• **Exercise requirements**:
Here are some records; return them all exactly.

• **Listed records**:
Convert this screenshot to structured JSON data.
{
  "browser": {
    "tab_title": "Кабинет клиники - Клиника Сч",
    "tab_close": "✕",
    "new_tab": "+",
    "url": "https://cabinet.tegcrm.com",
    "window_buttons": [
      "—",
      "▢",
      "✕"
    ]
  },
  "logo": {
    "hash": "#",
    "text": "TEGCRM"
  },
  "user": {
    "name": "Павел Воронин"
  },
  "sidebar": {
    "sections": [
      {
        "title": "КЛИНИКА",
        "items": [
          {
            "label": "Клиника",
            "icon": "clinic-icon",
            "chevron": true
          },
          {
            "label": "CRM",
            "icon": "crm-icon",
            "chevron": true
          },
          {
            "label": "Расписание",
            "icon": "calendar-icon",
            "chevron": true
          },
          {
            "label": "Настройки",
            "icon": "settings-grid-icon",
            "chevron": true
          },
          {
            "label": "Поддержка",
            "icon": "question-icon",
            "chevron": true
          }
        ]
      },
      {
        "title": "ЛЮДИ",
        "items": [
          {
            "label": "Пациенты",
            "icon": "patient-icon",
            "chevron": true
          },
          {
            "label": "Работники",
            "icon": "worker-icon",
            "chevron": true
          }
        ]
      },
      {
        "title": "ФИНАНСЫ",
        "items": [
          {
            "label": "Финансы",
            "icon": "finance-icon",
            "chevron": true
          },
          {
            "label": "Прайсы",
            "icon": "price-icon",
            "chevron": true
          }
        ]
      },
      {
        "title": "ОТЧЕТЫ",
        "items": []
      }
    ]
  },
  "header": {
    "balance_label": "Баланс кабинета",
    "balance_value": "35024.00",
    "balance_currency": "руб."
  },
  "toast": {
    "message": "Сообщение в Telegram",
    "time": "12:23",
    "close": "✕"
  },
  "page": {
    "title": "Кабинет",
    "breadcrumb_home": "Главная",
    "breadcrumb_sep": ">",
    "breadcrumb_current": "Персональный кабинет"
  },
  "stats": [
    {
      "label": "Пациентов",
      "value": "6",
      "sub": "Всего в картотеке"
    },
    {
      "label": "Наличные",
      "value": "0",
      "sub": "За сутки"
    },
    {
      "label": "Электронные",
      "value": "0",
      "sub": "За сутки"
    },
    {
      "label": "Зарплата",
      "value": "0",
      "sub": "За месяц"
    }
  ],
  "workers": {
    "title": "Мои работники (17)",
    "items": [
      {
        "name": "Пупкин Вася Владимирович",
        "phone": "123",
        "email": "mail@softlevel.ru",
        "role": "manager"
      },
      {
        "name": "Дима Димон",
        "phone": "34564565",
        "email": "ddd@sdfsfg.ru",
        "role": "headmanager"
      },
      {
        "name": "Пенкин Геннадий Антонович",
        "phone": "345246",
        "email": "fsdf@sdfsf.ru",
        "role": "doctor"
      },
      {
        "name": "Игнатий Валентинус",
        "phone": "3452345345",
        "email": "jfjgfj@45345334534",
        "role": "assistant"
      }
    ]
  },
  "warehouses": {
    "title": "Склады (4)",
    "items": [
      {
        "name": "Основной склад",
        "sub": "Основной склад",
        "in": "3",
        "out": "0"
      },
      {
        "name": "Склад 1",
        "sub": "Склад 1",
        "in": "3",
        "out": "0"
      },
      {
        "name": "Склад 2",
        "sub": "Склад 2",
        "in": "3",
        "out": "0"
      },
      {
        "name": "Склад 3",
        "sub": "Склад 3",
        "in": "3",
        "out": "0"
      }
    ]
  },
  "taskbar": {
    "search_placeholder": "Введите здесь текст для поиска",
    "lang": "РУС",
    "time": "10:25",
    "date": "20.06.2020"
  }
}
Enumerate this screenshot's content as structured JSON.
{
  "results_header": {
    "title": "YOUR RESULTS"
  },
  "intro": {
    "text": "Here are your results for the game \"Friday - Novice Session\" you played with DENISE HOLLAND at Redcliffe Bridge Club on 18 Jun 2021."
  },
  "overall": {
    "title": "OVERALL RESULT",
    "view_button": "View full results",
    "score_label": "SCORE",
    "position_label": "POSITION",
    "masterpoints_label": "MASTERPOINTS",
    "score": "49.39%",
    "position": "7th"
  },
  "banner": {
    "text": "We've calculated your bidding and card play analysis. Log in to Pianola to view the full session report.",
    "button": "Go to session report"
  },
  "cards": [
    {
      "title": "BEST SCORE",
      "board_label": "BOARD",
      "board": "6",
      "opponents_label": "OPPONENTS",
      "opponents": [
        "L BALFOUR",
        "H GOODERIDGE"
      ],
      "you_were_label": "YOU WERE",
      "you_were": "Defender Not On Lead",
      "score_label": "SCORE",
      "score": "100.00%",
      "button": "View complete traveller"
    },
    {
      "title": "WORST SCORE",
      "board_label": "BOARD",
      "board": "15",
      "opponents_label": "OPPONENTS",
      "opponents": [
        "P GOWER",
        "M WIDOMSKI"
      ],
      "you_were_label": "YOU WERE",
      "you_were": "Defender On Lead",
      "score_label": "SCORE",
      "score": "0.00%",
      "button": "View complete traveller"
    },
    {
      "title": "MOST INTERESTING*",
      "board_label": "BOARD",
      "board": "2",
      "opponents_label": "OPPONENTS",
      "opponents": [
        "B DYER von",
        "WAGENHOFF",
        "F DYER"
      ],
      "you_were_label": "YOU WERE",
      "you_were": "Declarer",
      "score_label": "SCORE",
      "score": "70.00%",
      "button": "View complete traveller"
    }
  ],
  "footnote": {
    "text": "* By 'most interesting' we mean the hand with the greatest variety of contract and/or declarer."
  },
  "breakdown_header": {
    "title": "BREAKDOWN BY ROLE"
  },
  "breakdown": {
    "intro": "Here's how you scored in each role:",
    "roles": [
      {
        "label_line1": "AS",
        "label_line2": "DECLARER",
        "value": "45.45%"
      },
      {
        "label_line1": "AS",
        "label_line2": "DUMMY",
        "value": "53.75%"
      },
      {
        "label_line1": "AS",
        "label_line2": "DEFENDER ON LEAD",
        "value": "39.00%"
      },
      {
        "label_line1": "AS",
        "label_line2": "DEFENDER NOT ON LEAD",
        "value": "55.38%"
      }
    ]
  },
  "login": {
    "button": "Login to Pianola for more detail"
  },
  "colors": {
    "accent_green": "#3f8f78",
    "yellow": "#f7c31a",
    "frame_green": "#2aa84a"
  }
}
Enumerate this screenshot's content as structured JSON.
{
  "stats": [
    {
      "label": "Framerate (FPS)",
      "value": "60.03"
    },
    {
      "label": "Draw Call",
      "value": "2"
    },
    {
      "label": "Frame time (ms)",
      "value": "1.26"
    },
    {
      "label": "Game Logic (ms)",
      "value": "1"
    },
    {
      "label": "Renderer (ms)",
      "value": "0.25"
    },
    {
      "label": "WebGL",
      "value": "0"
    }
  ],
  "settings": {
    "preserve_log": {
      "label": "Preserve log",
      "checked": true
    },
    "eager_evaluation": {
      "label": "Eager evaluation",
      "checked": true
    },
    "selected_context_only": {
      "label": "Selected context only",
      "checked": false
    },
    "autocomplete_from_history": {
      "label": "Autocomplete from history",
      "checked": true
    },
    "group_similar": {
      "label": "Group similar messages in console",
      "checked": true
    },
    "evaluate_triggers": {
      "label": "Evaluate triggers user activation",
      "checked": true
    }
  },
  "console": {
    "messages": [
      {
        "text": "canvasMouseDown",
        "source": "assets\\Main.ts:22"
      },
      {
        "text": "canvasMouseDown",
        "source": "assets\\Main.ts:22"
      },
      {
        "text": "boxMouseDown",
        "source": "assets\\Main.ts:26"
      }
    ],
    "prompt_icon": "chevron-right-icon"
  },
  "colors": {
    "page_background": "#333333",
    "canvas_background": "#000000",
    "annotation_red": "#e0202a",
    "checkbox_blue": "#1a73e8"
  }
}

• **Result**:
Convert this screenshot to structured JSON data.
{
  "browser": {
    "tab_title": "Кабинет клиники - Клиника Сч",
    "tab_close": "✕",
    "new_tab": "+",
    "url": "https://cabinet.tegcrm.com",
    "window_buttons": [
      "—",
      "▢",
      "✕"
    ]
  },
  "logo": {
    "hash": "#",
    "text": "TEGCRM"
  },
  "user": {
    "name": "Павел Воронин"
  },
  "sidebar": {
    "sections": [
      {
        "title": "КЛИНИКА",
        "items": [
          {
            "label": "Клиника",
            "icon": "clinic-icon",
            "chevron": true
          },
          {
            "label": "CRM",
            "icon": "crm-icon",
            "chevron": true
          },
          {
            "label": "Расписание",
            "icon": "calendar-icon",
            "chevron": true
          },
          {
            "label": "Настройки",
            "icon": "settings-grid-icon",
            "chevron": true
          },
          {
            "label": "Поддержка",
            "icon": "question-icon",
            "chevron": true
          }
        ]
      },
      {
        "title": "ЛЮДИ",
        "items": [
          {
            "label": "Пациенты",
            "icon": "patient-icon",
            "chevron": true
          },
          {
            "label": "Работники",
            "icon": "worker-icon",
            "chevron": true
          }
        ]
      },
      {
        "title": "ФИНАНСЫ",
        "items": [
          {
            "label": "Финансы",
            "icon": "finance-icon",
            "chevron": true
          },
          {
            "label": "Прайсы",
            "icon": "price-icon",
            "chevron": true
          }
        ]
      },
      {
        "title": "ОТЧЕТЫ",
        "items": []
      }
    ]
  },
  "header": {
    "balance_label": "Баланс кабинета",
    "balance_value": "35024.00",
    "balance_currency": "руб."
  },
  "toast": {
    "message": "Сообщение в Telegram",
    "time": "12:23",
    "close": "✕"
  },
  "page": {
    "title": "Кабинет",
    "breadcrumb_home": "Главная",
    "breadcrumb_sep": ">",
    "breadcrumb_current": "Персональный кабинет"
  },
  "stats": [
    {
      "label": "Пациентов",
      "value": "6",
      "sub": "Всего в картотеке"
    },
    {
      "label": "Наличные",
      "value": "0",
      "sub": "За сутки"
    },
    {
      "label": "Электронные",
      "value": "0",
      "sub": "За сутки"
    },
    {
      "label": "Зарплата",
      "value": "0",
      "sub": "За месяц"
    }
  ],
  "workers": {
    "title": "Мои работники (17)",
    "items": [
      {
        "name": "Пупкин Вася Владимирович",
        "phone": "123",
        "email": "mail@softlevel.ru",
        "role": "manager"
      },
      {
        "name": "Дима Димон",
        "phone": "34564565",
        "email": "ddd@sdfsfg.ru",
        "role": "headmanager"
      },
      {
        "name": "Пенкин Геннадий Антонович",
        "phone": "345246",
        "email": "fsdf@sdfsf.ru",
        "role": "doctor"
      },
      {
        "name": "Игнатий Валентинус",
        "phone": "3452345345",
        "email": "jfjgfj@45345334534",
        "role": "assistant"
      }
    ]
  },
  "warehouses": {
    "title": "Склады (4)",
    "items": [
      {
        "name": "Основной склад",
        "sub": "Основной склад",
        "in": "3",
        "out": "0"
      },
      {
        "name": "Склад 1",
        "sub": "Склад 1",
        "in": "3",
        "out": "0"
      },
      {
        "name": "Склад 2",
        "sub": "Склад 2",
        "in": "3",
        "out": "0"
      },
      {
        "name": "Склад 3",
        "sub": "Склад 3",
        "in": "3",
        "out": "0"
      }
    ]
  },
  "taskbar": {
    "search_placeholder": "Введите здесь текст для поиска",
    "lang": "РУС",
    "time": "10:25",
    "date": "20.06.2020"
  }
}
Enumerate this screenshot's content as structured JSON.
{
  "results_header": {
    "title": "YOUR RESULTS"
  },
  "intro": {
    "text": "Here are your results for the game \"Friday - Novice Session\" you played with DENISE HOLLAND at Redcliffe Bridge Club on 18 Jun 2021."
  },
  "overall": {
    "title": "OVERALL RESULT",
    "view_button": "View full results",
    "score_label": "SCORE",
    "position_label": "POSITION",
    "masterpoints_label": "MASTERPOINTS",
    "score": "49.39%",
    "position": "7th"
  },
  "banner": {
    "text": "We've calculated your bidding and card play analysis. Log in to Pianola to view the full session report.",
    "button": "Go to session report"
  },
  "cards": [
    {
      "title": "BEST SCORE",
      "board_label": "BOARD",
      "board": "6",
      "opponents_label": "OPPONENTS",
      "opponents": [
        "L BALFOUR",
        "H GOODERIDGE"
      ],
      "you_were_label": "YOU WERE",
      "you_were": "Defender Not On Lead",
      "score_label": "SCORE",
      "score": "100.00%",
      "button": "View complete traveller"
    },
    {
      "title": "WORST SCORE",
      "board_label": "BOARD",
      "board": "15",
      "opponents_label": "OPPONENTS",
      "opponents": [
        "P GOWER",
        "M WIDOMSKI"
      ],
      "you_were_label": "YOU WERE",
      "you_were": "Defender On Lead",
      "score_label": "SCORE",
      "score": "0.00%",
      "button": "View complete traveller"
    },
    {
      "title": "MOST INTERESTING*",
      "board_label": "BOARD",
      "board": "2",
      "opponents_label": "OPPONENTS",
      "opponents": [
        "B DYER von",
        "WAGENHOFF",
        "F DYER"
      ],
      "you_were_label": "YOU WERE",
      "you_were": "Declarer",
      "score_label": "SCORE",
      "score": "70.00%",
      "button": "View complete traveller"
    }
  ],
  "footnote": {
    "text": "* By 'most interesting' we mean the hand with the greatest variety of contract and/or declarer."
  },
  "breakdown_header": {
    "title": "BREAKDOWN BY ROLE"
  },
  "breakdown": {
    "intro": "Here's how you scored in each role:",
    "roles": [
      {
        "label_line1": "AS",
        "label_line2": "DECLARER",
        "value": "45.45%"
      },
      {
        "label_line1": "AS",
        "label_line2": "DUMMY",
        "value": "53.75%"
      },
      {
        "label_line1": "AS",
        "label_line2": "DEFENDER ON LEAD",
        "value": "39.00%"
      },
      {
        "label_line1": "AS",
        "label_line2": "DEFENDER NOT ON LEAD",
        "value": "55.38%"
      }
    ]
  },
  "login": {
    "button": "Login to Pianola for more detail"
  },
  "colors": {
    "accent_green": "#3f8f78",
    "yellow": "#f7c31a",
    "frame_green": "#2aa84a"
  }
}
Enumerate this screenshot's content as structured JSON.
{
  "stats": [
    {
      "label": "Framerate (FPS)",
      "value": "60.03"
    },
    {
      "label": "Draw Call",
      "value": "2"
    },
    {
      "label": "Frame time (ms)",
      "value": "1.26"
    },
    {
      "label": "Game Logic (ms)",
      "value": "1"
    },
    {
      "label": "Renderer (ms)",
      "value": "0.25"
    },
    {
      "label": "WebGL",
      "value": "0"
    }
  ],
  "settings": {
    "preserve_log": {
      "label": "Preserve log",
      "checked": true
    },
    "eager_evaluation": {
      "label": "Eager evaluation",
      "checked": true
    },
    "selected_context_only": {
      "label": "Selected context only",
      "checked": false
    },
    "autocomplete_from_history": {
      "label": "Autocomplete from history",
      "checked": true
    },
    "group_similar": {
      "label": "Group similar messages in console",
      "checked": true
    },
    "evaluate_triggers": {
      "label": "Evaluate triggers user activation",
      "checked": true
    }
  },
  "console": {
    "messages": [
      {
        "text": "canvasMouseDown",
        "source": "assets\\Main.ts:22"
      },
      {
        "text": "canvasMouseDown",
        "source": "assets\\Main.ts:22"
      },
      {
        "text": "boxMouseDown",
        "source": "assets\\Main.ts:26"
      }
    ],
    "prompt_icon": "chevron-right-icon"
  },
  "colors": {
    "page_background": "#333333",
    "canvas_background": "#000000",
    "annotation_red": "#e0202a",
    "checkbox_blue": "#1a73e8"
  }
}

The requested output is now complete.